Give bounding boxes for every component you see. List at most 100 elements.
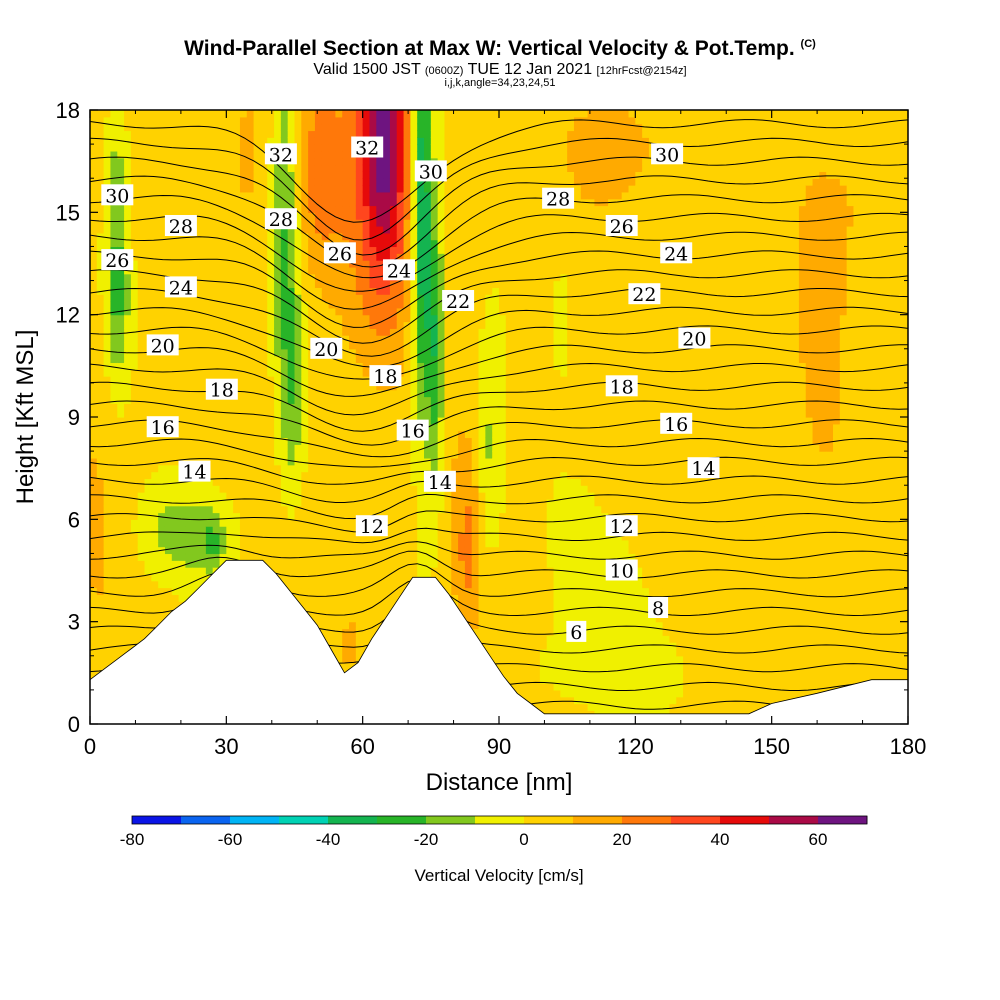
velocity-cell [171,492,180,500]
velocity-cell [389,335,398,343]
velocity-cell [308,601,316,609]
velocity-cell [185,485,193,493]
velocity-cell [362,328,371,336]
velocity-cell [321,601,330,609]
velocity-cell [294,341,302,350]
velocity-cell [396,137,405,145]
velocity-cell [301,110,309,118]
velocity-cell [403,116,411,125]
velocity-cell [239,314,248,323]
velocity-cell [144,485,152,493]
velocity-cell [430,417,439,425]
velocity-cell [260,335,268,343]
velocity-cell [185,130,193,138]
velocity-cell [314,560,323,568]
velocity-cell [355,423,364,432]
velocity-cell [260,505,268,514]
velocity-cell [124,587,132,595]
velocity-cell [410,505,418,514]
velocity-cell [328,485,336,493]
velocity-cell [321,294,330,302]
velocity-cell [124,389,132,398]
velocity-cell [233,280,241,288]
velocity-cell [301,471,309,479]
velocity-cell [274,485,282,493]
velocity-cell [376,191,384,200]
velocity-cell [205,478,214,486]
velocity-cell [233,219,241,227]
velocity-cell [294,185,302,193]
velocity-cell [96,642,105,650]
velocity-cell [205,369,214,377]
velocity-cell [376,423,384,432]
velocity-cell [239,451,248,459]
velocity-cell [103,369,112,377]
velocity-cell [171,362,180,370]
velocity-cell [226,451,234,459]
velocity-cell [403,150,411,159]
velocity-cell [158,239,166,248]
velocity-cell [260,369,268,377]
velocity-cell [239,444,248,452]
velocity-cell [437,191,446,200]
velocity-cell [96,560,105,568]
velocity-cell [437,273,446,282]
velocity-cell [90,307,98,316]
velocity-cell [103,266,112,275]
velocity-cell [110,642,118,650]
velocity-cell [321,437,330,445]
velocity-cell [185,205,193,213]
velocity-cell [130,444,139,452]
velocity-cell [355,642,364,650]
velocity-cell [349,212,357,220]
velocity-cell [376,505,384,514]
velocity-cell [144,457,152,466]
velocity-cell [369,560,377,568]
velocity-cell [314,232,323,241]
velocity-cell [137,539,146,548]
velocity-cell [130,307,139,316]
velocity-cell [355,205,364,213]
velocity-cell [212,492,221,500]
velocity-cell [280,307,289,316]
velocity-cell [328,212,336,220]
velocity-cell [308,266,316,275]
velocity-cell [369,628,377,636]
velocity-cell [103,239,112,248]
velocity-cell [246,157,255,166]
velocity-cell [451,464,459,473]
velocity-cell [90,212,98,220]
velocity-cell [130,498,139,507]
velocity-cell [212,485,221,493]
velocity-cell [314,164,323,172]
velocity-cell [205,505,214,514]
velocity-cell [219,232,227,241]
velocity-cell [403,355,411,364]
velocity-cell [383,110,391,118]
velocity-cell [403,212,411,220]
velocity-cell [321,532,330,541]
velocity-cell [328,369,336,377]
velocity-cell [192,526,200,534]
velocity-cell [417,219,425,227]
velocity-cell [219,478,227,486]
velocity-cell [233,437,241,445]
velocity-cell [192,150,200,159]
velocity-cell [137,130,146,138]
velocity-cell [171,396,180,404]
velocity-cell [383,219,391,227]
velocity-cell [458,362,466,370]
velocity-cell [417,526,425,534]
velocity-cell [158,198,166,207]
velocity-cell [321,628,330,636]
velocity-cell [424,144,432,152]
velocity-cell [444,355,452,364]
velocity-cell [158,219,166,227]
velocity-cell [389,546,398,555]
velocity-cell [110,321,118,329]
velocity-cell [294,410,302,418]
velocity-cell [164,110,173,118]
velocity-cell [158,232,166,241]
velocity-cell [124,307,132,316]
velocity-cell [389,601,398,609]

§ What to produce: Copy the listing word for word, everything from the line containing "velocity-cell [171,492,180,500]" down to the line containing "velocity-cell [239,444,248,452]", with both of those lines included.

§ Answer to this problem:
velocity-cell [171,492,180,500]
velocity-cell [389,335,398,343]
velocity-cell [308,601,316,609]
velocity-cell [185,485,193,493]
velocity-cell [362,328,371,336]
velocity-cell [321,601,330,609]
velocity-cell [294,341,302,350]
velocity-cell [396,137,405,145]
velocity-cell [301,110,309,118]
velocity-cell [403,116,411,125]
velocity-cell [239,314,248,323]
velocity-cell [144,485,152,493]
velocity-cell [430,417,439,425]
velocity-cell [260,335,268,343]
velocity-cell [185,130,193,138]
velocity-cell [314,560,323,568]
velocity-cell [355,423,364,432]
velocity-cell [260,505,268,514]
velocity-cell [124,587,132,595]
velocity-cell [410,505,418,514]
velocity-cell [328,485,336,493]
velocity-cell [321,294,330,302]
velocity-cell [124,389,132,398]
velocity-cell [233,280,241,288]
velocity-cell [301,471,309,479]
velocity-cell [274,485,282,493]
velocity-cell [376,191,384,200]
velocity-cell [205,478,214,486]
velocity-cell [233,219,241,227]
velocity-cell [294,185,302,193]
velocity-cell [96,642,105,650]
velocity-cell [205,369,214,377]
velocity-cell [376,423,384,432]
velocity-cell [239,451,248,459]
velocity-cell [103,369,112,377]
velocity-cell [171,362,180,370]
velocity-cell [226,451,234,459]
velocity-cell [403,150,411,159]
velocity-cell [158,239,166,248]
velocity-cell [260,369,268,377]
velocity-cell [239,444,248,452]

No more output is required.